Among the lines of this listing, determine how many contain the string "Shop". Answer with the number only.

### Structured figure records
--- Begin ---

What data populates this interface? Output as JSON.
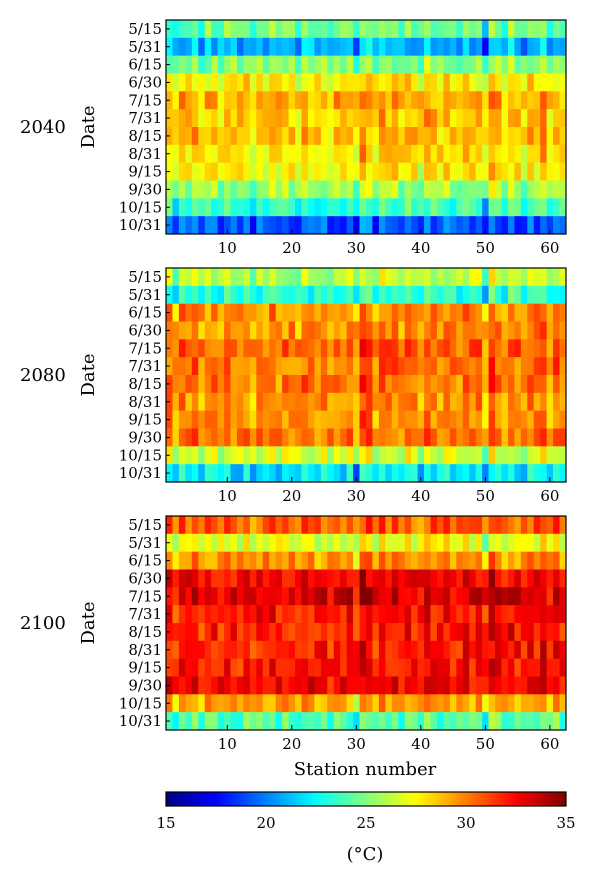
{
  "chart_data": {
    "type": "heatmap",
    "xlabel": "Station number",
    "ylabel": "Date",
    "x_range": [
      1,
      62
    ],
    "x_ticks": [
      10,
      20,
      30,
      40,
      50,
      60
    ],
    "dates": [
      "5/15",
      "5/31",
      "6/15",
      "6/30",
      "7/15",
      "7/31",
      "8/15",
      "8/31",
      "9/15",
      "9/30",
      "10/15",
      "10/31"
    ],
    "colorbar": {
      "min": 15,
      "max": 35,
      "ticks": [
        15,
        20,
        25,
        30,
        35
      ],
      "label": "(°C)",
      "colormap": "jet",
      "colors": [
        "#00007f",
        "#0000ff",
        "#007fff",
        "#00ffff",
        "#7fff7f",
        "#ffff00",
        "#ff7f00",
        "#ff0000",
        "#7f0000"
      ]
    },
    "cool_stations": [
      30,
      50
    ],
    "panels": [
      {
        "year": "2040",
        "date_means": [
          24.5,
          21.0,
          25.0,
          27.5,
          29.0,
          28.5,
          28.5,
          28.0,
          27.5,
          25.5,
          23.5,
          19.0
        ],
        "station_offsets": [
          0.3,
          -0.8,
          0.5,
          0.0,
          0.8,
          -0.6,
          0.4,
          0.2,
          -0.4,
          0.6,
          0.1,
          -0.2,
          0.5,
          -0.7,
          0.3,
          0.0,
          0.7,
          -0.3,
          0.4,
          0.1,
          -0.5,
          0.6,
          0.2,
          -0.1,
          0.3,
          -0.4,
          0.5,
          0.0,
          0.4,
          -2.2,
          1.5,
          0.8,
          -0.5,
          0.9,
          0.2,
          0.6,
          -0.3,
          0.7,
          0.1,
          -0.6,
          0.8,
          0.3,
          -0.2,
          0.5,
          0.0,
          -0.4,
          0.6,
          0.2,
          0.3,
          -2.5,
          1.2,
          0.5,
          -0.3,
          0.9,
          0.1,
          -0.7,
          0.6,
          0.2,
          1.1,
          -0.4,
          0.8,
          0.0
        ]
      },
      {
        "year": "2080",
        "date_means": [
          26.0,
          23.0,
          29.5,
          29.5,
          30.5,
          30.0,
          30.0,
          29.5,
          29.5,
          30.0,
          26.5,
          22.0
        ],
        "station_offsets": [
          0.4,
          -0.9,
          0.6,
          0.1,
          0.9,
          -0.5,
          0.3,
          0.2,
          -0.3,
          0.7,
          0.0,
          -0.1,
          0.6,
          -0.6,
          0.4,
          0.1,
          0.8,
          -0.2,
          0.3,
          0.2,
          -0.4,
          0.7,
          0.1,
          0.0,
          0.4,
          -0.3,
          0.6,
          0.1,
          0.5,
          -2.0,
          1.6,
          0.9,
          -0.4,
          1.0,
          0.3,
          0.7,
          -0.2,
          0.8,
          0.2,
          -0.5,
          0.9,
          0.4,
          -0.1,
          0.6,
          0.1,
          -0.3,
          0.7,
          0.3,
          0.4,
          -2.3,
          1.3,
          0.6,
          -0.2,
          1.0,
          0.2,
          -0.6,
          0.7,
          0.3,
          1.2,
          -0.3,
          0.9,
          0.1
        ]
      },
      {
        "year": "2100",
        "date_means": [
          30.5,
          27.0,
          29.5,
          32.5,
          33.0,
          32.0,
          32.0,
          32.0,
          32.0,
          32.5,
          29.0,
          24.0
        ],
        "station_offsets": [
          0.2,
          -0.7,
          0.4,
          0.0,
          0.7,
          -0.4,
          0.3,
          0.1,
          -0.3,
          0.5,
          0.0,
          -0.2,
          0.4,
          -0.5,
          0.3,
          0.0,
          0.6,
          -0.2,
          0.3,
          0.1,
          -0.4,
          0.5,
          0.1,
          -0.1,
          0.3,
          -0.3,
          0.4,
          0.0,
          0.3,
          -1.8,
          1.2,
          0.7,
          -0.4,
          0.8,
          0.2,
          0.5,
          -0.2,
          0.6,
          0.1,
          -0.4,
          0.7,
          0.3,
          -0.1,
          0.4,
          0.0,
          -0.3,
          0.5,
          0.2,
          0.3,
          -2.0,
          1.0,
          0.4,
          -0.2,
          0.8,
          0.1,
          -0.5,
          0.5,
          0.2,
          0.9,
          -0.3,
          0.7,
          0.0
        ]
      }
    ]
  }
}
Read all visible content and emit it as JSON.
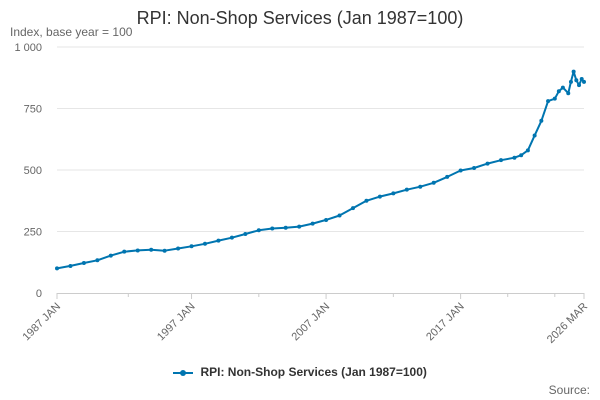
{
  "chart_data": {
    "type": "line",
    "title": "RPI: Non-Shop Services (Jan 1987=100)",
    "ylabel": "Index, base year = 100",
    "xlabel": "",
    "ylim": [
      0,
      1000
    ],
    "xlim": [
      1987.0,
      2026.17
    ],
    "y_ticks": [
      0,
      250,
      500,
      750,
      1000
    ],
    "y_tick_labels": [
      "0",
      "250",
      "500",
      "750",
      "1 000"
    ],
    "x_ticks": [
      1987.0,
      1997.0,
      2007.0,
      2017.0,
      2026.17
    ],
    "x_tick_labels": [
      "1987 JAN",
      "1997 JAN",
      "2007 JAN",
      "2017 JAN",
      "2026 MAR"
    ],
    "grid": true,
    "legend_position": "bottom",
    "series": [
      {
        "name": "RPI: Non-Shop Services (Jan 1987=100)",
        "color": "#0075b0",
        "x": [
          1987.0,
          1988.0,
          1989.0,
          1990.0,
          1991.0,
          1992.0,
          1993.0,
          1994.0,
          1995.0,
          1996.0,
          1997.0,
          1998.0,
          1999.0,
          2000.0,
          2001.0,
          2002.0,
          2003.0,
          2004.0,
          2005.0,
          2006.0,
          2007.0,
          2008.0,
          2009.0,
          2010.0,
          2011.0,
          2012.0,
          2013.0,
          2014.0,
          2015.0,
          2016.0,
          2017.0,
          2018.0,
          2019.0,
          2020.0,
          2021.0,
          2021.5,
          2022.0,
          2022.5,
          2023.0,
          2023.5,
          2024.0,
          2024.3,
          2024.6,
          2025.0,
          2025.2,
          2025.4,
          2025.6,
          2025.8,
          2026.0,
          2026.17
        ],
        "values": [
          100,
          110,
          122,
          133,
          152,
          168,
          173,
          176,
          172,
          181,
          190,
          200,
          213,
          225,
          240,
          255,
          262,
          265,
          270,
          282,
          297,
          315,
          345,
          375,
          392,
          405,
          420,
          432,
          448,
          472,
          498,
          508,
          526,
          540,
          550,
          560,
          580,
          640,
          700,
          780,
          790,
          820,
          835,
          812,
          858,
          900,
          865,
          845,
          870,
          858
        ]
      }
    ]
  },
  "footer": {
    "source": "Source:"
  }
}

--- End ---

### Result of this task
2